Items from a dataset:

----

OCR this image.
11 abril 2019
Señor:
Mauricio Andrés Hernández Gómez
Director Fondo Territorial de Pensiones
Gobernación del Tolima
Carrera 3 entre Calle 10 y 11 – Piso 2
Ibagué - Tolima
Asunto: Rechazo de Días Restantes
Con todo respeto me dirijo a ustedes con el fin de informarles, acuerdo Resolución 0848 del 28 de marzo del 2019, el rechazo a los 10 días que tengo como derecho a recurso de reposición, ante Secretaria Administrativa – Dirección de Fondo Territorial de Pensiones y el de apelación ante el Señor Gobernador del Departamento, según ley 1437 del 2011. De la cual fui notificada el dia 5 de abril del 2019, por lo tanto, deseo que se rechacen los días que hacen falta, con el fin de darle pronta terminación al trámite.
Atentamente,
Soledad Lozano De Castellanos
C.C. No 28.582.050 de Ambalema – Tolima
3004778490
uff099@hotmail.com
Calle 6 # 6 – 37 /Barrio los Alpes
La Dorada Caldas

----

→ REQUIREMENTS: Write the complete data out, exactly as above.

→ EXPECTED ANSWER:
OCR this image.
11 abril 2019
Señor:
Mauricio Andrés Hernández Gómez
Director Fondo Territorial de Pensiones
Gobernación del Tolima
Carrera 3 entre Calle 10 y 11 – Piso 2
Ibagué - Tolima
Asunto: Rechazo de Días Restantes
Con todo respeto me dirijo a ustedes con el fin de informarles, acuerdo Resolución 0848 del 28 de marzo del 2019, el rechazo a los 10 días que tengo como derecho a recurso de reposición, ante Secretaria Administrativa – Dirección de Fondo Territorial de Pensiones y el de apelación ante el Señor Gobernador del Departamento, según ley 1437 del 2011. De la cual fui notificada el dia 5 de abril del 2019, por lo tanto, deseo que se rechacen los días que hacen falta, con el fin de darle pronta terminación al trámite.
Atentamente,
Soledad Lozano De Castellanos
C.C. No 28.582.050 de Ambalema – Tolima
3004778490
uff099@hotmail.com
Calle 6 # 6 – 37 /Barrio los Alpes
La Dorada Caldas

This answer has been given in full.